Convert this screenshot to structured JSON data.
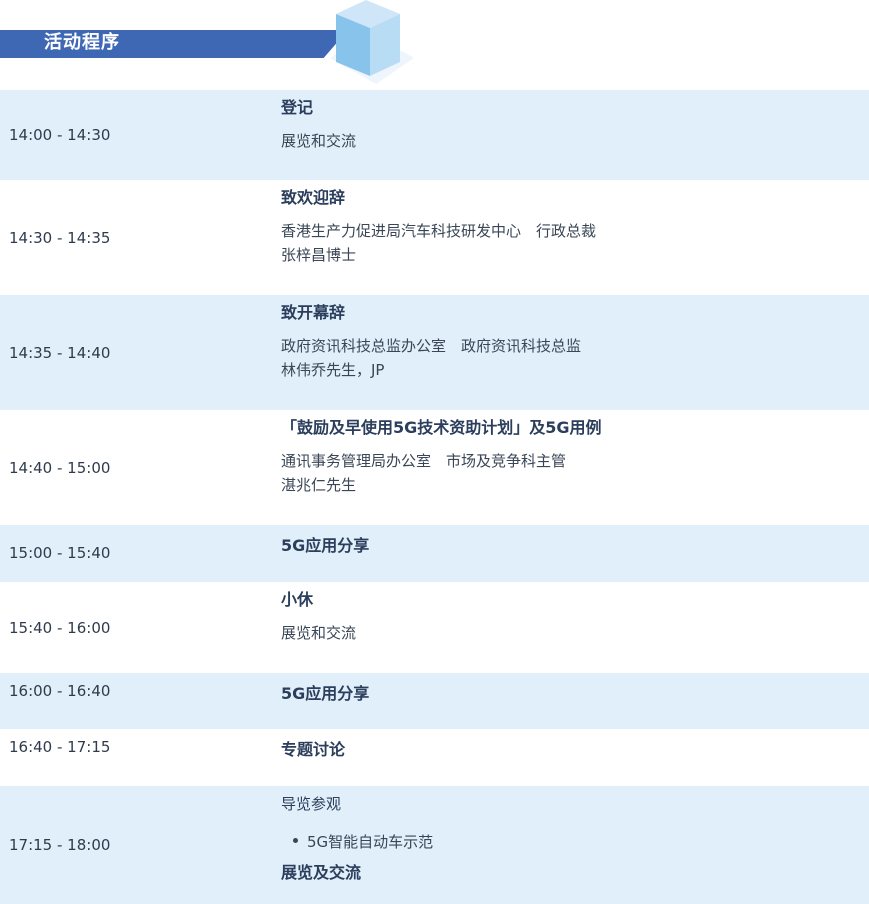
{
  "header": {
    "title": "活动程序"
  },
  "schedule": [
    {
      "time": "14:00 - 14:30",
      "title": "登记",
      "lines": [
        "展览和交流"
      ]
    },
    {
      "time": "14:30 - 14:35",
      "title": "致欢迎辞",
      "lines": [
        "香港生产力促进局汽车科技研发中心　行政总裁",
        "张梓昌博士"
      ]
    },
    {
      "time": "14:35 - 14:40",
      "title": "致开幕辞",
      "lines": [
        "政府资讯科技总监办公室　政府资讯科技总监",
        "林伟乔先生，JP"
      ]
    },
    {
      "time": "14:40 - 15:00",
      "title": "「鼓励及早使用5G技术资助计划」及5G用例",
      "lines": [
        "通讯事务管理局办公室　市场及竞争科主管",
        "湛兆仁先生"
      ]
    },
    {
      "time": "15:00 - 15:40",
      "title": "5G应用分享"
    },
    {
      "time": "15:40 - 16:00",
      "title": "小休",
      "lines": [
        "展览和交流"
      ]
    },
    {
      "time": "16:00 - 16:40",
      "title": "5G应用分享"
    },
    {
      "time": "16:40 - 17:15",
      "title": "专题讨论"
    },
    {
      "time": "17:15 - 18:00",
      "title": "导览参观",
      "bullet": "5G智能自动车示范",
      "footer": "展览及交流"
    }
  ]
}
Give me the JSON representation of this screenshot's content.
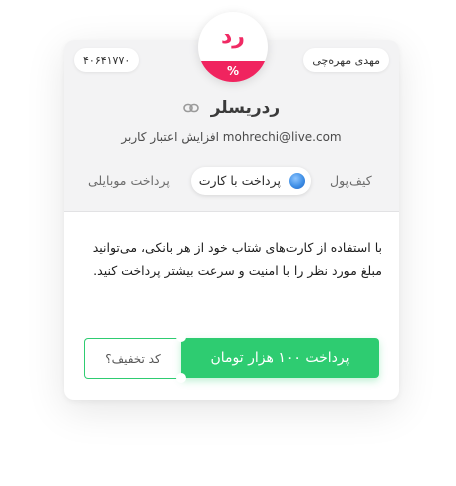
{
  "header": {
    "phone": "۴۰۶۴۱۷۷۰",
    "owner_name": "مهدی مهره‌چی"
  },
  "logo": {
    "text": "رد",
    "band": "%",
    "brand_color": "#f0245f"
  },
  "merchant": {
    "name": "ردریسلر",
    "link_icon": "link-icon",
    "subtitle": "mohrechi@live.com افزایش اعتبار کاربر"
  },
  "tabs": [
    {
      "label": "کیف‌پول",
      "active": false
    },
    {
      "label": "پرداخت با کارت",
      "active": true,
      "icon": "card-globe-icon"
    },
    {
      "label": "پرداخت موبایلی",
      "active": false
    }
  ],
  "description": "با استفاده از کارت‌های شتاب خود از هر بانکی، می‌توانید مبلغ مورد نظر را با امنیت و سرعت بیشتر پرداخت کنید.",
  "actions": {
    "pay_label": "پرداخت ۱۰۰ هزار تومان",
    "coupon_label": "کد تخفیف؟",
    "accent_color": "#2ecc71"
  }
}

Task
Starting at the line that contains "Give me the", extract each line through the last line of the material exactly as written, and include no pictures.

Final result
Give me the JSON representation of this screenshot's content.
{
  "header": {
    "phone": "۴۰۶۴۱۷۷۰",
    "owner_name": "مهدی مهره‌چی"
  },
  "logo": {
    "text": "رد",
    "band": "%",
    "brand_color": "#f0245f"
  },
  "merchant": {
    "name": "ردریسلر",
    "link_icon": "link-icon",
    "subtitle": "mohrechi@live.com افزایش اعتبار کاربر"
  },
  "tabs": [
    {
      "label": "کیف‌پول",
      "active": false
    },
    {
      "label": "پرداخت با کارت",
      "active": true,
      "icon": "card-globe-icon"
    },
    {
      "label": "پرداخت موبایلی",
      "active": false
    }
  ],
  "description": "با استفاده از کارت‌های شتاب خود از هر بانکی، می‌توانید مبلغ مورد نظر را با امنیت و سرعت بیشتر پرداخت کنید.",
  "actions": {
    "pay_label": "پرداخت ۱۰۰ هزار تومان",
    "coupon_label": "کد تخفیف؟",
    "accent_color": "#2ecc71"
  }
}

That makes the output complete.